The records below are to be repeated in full, exactly as they are.
[BEGIN Given records]
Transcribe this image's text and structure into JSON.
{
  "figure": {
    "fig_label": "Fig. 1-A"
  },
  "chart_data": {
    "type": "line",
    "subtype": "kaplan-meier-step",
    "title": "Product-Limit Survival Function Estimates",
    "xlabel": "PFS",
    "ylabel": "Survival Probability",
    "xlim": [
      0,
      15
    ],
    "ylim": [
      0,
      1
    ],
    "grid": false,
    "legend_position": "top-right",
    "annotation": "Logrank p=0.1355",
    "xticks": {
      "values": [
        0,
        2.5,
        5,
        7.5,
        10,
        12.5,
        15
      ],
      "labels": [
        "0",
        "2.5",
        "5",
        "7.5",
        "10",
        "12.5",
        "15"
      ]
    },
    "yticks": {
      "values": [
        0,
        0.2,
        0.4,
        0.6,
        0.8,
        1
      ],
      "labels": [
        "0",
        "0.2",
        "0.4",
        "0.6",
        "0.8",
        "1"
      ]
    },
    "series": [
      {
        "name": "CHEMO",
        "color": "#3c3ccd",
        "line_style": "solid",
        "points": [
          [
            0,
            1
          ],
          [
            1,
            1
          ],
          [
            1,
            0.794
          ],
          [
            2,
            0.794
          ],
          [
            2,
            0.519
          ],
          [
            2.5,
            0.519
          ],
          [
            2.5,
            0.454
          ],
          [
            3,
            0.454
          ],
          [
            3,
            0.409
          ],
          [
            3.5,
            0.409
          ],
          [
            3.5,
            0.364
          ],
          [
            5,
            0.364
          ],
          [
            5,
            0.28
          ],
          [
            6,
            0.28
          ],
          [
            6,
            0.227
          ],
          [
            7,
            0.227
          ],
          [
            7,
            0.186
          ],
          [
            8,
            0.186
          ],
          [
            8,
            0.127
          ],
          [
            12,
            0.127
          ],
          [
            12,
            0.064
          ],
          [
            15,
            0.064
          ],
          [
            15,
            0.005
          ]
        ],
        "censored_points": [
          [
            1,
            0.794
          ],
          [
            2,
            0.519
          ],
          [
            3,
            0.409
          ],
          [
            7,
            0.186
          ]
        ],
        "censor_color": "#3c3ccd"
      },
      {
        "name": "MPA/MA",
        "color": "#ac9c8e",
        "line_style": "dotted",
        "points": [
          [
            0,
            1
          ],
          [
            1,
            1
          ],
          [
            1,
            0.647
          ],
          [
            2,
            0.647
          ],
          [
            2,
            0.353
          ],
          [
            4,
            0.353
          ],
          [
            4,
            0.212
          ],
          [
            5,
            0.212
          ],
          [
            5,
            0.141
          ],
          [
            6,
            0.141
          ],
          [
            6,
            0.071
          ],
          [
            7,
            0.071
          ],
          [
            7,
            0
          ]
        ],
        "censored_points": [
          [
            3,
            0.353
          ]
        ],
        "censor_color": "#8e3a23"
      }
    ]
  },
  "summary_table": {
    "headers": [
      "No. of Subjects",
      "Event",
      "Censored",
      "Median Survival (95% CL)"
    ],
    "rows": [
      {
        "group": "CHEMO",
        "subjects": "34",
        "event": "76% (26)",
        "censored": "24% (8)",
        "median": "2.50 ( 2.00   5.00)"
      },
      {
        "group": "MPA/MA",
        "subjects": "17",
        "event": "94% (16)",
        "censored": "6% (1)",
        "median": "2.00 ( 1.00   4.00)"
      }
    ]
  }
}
[END Given records]
Task output:
Transcribe this image's text and structure into JSON.
{
  "figure": {
    "fig_label": "Fig. 1-A"
  },
  "chart_data": {
    "type": "line",
    "subtype": "kaplan-meier-step",
    "title": "Product-Limit Survival Function Estimates",
    "xlabel": "PFS",
    "ylabel": "Survival Probability",
    "xlim": [
      0,
      15
    ],
    "ylim": [
      0,
      1
    ],
    "grid": false,
    "legend_position": "top-right",
    "annotation": "Logrank p=0.1355",
    "xticks": {
      "values": [
        0,
        2.5,
        5,
        7.5,
        10,
        12.5,
        15
      ],
      "labels": [
        "0",
        "2.5",
        "5",
        "7.5",
        "10",
        "12.5",
        "15"
      ]
    },
    "yticks": {
      "values": [
        0,
        0.2,
        0.4,
        0.6,
        0.8,
        1
      ],
      "labels": [
        "0",
        "0.2",
        "0.4",
        "0.6",
        "0.8",
        "1"
      ]
    },
    "series": [
      {
        "name": "CHEMO",
        "color": "#3c3ccd",
        "line_style": "solid",
        "points": [
          [
            0,
            1
          ],
          [
            1,
            1
          ],
          [
            1,
            0.794
          ],
          [
            2,
            0.794
          ],
          [
            2,
            0.519
          ],
          [
            2.5,
            0.519
          ],
          [
            2.5,
            0.454
          ],
          [
            3,
            0.454
          ],
          [
            3,
            0.409
          ],
          [
            3.5,
            0.409
          ],
          [
            3.5,
            0.364
          ],
          [
            5,
            0.364
          ],
          [
            5,
            0.28
          ],
          [
            6,
            0.28
          ],
          [
            6,
            0.227
          ],
          [
            7,
            0.227
          ],
          [
            7,
            0.186
          ],
          [
            8,
            0.186
          ],
          [
            8,
            0.127
          ],
          [
            12,
            0.127
          ],
          [
            12,
            0.064
          ],
          [
            15,
            0.064
          ],
          [
            15,
            0.005
          ]
        ],
        "censored_points": [
          [
            1,
            0.794
          ],
          [
            2,
            0.519
          ],
          [
            3,
            0.409
          ],
          [
            7,
            0.186
          ]
        ],
        "censor_color": "#3c3ccd"
      },
      {
        "name": "MPA/MA",
        "color": "#ac9c8e",
        "line_style": "dotted",
        "points": [
          [
            0,
            1
          ],
          [
            1,
            1
          ],
          [
            1,
            0.647
          ],
          [
            2,
            0.647
          ],
          [
            2,
            0.353
          ],
          [
            4,
            0.353
          ],
          [
            4,
            0.212
          ],
          [
            5,
            0.212
          ],
          [
            5,
            0.141
          ],
          [
            6,
            0.141
          ],
          [
            6,
            0.071
          ],
          [
            7,
            0.071
          ],
          [
            7,
            0
          ]
        ],
        "censored_points": [
          [
            3,
            0.353
          ]
        ],
        "censor_color": "#8e3a23"
      }
    ]
  },
  "summary_table": {
    "headers": [
      "No. of Subjects",
      "Event",
      "Censored",
      "Median Survival (95% CL)"
    ],
    "rows": [
      {
        "group": "CHEMO",
        "subjects": "34",
        "event": "76% (26)",
        "censored": "24% (8)",
        "median": "2.50 ( 2.00   5.00)"
      },
      {
        "group": "MPA/MA",
        "subjects": "17",
        "event": "94% (16)",
        "censored": "6% (1)",
        "median": "2.00 ( 1.00   4.00)"
      }
    ]
  }
}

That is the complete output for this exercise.